**What the exercise asks**
For the data below, work out how many lines contain the word "Employment" and supply only that number.

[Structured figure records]
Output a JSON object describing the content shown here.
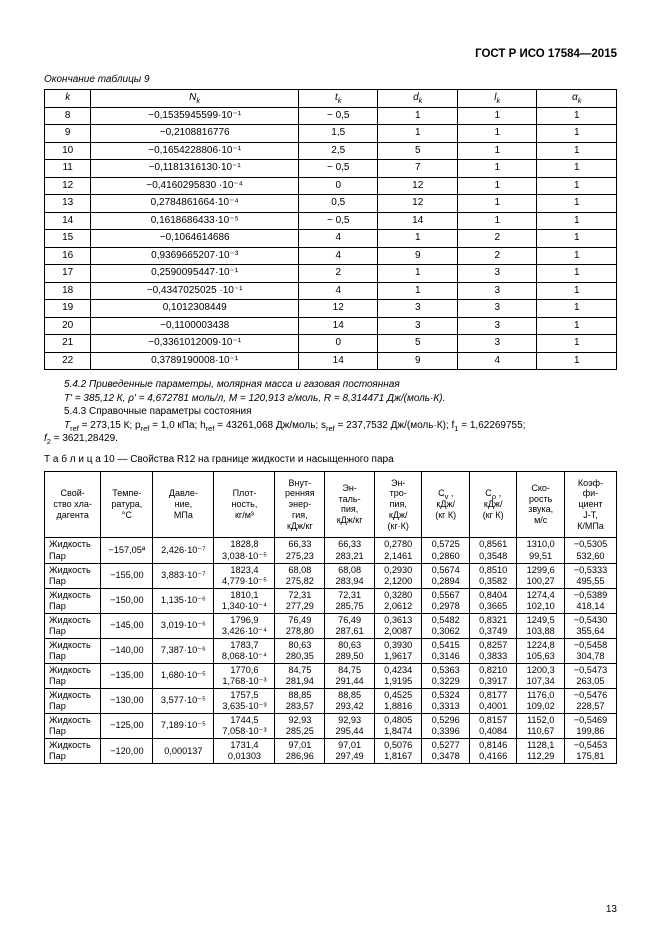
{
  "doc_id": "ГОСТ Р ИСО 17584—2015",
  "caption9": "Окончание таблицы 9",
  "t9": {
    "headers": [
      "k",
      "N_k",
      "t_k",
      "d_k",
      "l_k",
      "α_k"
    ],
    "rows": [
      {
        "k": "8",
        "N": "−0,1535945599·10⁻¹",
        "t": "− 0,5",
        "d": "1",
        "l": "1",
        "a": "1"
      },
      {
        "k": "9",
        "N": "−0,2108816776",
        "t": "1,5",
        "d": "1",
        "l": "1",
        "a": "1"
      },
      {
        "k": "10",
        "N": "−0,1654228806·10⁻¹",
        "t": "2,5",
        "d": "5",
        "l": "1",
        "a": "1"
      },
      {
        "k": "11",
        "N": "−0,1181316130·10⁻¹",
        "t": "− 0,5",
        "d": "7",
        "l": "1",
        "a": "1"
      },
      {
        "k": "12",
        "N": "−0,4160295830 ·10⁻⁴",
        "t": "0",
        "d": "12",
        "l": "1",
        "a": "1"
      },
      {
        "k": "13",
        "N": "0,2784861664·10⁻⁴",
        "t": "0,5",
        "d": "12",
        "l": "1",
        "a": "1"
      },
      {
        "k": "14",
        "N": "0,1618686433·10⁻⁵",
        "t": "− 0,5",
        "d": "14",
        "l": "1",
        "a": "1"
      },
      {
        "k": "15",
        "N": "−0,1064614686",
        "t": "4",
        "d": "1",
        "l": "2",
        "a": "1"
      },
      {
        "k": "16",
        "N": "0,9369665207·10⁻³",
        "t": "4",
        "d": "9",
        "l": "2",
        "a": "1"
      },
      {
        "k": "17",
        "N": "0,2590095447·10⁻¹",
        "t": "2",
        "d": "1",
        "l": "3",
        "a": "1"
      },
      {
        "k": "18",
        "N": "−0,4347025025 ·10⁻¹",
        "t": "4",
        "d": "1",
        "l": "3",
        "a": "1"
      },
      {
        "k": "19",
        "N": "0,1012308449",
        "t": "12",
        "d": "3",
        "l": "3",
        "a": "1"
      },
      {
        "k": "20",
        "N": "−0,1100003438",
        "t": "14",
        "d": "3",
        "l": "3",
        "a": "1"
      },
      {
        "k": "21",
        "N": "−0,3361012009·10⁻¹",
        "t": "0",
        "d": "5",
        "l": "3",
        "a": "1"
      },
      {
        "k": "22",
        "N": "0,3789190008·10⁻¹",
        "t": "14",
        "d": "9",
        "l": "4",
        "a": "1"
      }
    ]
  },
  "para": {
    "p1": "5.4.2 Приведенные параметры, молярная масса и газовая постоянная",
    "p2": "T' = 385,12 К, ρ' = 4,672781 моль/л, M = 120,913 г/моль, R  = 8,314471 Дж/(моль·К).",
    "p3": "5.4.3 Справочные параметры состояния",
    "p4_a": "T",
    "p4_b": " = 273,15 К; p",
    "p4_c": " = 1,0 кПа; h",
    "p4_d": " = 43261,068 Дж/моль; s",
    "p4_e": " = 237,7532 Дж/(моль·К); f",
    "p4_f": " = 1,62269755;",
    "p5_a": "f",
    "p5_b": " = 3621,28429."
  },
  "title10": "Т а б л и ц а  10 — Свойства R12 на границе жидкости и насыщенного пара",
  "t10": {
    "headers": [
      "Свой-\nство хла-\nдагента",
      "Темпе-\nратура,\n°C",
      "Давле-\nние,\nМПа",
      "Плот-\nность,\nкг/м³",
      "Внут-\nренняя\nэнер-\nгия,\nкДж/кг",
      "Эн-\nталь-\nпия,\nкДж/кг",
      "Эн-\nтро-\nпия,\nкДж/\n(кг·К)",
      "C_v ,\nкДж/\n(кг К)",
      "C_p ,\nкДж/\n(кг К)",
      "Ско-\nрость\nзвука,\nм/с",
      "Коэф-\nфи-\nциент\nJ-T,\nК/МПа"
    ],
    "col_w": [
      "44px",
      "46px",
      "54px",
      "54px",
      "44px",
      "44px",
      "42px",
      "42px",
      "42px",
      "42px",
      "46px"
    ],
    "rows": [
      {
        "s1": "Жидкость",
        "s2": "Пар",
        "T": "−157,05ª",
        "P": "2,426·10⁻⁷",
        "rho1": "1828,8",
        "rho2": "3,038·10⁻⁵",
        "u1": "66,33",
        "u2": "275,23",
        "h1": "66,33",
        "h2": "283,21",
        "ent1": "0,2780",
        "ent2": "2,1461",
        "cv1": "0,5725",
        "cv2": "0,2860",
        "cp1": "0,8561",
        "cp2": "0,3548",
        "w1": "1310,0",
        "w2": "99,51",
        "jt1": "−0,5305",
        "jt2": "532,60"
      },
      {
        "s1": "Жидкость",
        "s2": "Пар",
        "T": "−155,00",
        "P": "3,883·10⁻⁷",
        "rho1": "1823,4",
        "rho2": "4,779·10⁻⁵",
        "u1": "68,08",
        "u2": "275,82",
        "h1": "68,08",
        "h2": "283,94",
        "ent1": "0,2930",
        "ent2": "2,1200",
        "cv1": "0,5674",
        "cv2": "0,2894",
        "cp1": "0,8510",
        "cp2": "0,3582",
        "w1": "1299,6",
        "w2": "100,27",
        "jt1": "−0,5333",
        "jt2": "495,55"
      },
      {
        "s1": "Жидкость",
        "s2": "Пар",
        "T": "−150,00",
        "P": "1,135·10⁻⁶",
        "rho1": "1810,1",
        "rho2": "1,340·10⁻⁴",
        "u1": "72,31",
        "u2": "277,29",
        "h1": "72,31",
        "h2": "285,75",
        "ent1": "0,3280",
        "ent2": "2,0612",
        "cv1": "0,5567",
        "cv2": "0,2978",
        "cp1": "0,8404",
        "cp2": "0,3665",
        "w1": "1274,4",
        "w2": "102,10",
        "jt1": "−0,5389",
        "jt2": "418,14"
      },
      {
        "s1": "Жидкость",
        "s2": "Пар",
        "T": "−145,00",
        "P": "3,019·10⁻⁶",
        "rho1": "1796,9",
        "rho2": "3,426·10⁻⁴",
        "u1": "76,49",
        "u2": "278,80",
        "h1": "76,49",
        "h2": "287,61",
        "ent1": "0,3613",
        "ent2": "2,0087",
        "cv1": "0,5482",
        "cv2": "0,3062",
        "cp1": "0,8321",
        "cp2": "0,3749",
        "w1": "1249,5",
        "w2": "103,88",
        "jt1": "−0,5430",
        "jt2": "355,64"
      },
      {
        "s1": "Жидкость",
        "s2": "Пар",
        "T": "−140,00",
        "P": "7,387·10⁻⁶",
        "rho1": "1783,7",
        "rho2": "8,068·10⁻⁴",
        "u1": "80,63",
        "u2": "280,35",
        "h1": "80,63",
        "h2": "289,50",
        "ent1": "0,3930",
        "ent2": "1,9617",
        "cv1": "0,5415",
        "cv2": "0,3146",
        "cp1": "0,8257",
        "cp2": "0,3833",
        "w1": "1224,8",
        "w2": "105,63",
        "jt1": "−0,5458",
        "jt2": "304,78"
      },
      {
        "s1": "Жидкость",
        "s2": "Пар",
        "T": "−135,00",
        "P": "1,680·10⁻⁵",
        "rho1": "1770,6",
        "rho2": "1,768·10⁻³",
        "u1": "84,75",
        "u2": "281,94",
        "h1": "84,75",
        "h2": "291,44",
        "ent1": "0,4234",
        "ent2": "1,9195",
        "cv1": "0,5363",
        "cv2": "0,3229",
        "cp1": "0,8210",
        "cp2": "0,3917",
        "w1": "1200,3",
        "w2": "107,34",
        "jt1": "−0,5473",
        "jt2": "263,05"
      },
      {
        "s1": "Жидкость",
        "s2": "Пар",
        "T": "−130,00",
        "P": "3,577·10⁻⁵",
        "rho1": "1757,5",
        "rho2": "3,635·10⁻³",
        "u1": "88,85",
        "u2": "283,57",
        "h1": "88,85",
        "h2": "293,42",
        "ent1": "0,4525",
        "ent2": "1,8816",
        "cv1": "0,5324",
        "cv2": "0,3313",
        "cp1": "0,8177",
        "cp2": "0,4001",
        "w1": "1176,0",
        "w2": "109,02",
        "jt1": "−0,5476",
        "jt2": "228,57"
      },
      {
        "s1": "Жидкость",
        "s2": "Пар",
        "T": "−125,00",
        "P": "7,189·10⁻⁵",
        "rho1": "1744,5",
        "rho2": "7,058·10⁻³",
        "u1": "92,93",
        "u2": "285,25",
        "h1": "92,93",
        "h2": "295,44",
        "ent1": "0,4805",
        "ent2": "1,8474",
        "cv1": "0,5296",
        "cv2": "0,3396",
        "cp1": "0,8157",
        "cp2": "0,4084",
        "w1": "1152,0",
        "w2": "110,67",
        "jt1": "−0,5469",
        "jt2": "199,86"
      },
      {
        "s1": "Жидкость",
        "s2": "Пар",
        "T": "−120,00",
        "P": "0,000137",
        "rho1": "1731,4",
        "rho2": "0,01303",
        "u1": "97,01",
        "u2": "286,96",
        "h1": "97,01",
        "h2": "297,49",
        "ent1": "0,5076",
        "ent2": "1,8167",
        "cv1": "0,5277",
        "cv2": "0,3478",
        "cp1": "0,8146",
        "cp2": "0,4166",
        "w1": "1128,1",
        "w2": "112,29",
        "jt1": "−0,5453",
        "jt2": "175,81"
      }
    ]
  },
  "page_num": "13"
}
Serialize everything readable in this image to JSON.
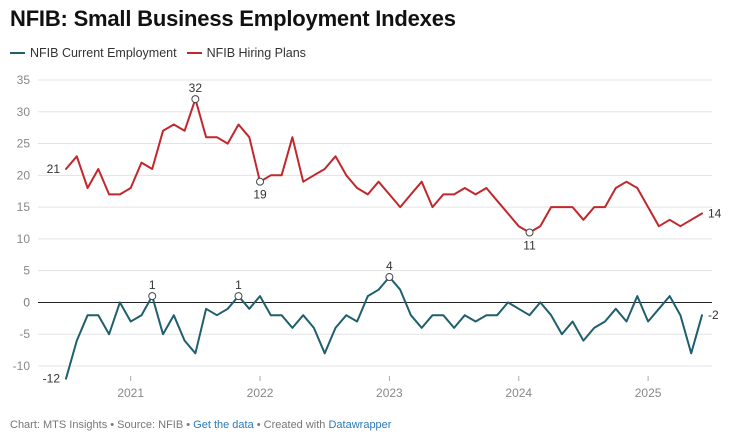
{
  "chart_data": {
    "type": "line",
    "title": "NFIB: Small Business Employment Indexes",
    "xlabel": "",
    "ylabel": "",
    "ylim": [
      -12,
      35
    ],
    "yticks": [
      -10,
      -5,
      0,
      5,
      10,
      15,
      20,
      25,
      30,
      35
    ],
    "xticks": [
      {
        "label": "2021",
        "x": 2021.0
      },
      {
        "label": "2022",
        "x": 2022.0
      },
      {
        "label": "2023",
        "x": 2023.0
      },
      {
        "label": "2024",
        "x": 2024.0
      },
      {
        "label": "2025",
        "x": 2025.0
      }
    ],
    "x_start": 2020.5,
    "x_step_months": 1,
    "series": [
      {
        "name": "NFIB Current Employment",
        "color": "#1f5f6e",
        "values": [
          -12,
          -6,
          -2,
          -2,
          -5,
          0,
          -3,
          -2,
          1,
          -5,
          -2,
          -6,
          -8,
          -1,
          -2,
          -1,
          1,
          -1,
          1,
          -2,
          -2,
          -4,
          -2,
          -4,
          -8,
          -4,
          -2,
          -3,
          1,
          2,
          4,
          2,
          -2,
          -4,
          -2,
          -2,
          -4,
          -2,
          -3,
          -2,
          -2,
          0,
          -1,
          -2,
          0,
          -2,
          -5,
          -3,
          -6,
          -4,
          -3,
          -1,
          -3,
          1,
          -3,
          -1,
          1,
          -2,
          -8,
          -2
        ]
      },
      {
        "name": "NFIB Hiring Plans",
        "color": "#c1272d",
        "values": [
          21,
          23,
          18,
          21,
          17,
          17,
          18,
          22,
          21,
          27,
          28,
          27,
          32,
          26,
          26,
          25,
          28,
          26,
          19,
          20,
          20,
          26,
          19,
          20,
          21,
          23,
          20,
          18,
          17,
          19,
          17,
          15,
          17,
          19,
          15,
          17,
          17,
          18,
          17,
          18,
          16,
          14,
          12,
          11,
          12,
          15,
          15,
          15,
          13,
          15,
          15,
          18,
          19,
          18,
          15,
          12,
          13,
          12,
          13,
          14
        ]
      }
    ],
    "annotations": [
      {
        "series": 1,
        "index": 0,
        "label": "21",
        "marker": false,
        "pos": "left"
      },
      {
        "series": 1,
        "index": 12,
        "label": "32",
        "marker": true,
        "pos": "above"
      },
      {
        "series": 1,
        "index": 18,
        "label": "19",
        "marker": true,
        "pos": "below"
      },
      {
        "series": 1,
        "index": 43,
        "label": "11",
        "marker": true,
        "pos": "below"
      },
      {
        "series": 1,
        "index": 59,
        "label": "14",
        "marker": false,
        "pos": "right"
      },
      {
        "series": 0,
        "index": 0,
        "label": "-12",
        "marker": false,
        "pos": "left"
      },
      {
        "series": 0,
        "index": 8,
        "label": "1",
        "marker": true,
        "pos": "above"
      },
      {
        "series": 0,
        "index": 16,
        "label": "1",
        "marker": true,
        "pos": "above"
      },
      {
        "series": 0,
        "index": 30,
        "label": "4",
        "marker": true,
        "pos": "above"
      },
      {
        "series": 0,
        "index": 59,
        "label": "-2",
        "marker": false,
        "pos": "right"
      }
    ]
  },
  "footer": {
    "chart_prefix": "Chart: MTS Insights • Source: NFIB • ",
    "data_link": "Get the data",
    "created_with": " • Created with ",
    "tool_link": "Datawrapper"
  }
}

**Response to the exercise**
2